## What you will do
Find the string "icon" in the data, then copy every line where it is found.

## Material for this task
— start —

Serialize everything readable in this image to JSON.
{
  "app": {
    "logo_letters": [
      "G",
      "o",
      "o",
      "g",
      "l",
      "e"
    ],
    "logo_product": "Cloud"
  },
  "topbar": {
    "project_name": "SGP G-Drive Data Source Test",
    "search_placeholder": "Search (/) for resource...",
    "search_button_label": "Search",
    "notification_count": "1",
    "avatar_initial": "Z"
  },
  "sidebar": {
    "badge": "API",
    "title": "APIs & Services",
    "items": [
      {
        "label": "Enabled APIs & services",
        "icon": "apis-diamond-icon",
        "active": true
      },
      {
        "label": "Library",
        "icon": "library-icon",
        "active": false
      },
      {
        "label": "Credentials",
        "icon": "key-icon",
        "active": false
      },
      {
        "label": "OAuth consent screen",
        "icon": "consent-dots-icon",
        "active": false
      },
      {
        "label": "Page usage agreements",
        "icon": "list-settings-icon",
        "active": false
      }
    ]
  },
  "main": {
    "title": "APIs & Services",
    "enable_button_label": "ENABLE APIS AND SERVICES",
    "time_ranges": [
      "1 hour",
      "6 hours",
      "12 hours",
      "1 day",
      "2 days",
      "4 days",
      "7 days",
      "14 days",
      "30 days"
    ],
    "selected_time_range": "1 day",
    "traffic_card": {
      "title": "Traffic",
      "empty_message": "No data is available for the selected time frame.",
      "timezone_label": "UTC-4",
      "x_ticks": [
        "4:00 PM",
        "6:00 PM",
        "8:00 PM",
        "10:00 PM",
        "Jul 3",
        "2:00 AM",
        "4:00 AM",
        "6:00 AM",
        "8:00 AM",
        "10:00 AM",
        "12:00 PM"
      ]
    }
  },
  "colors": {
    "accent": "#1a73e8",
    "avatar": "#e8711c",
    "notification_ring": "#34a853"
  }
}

— end —

## Response to this exercise
        "icon": "apis-diamond-icon",
        "icon": "library-icon",
        "icon": "key-icon",
        "icon": "consent-dots-icon",
        "icon": "list-settings-icon",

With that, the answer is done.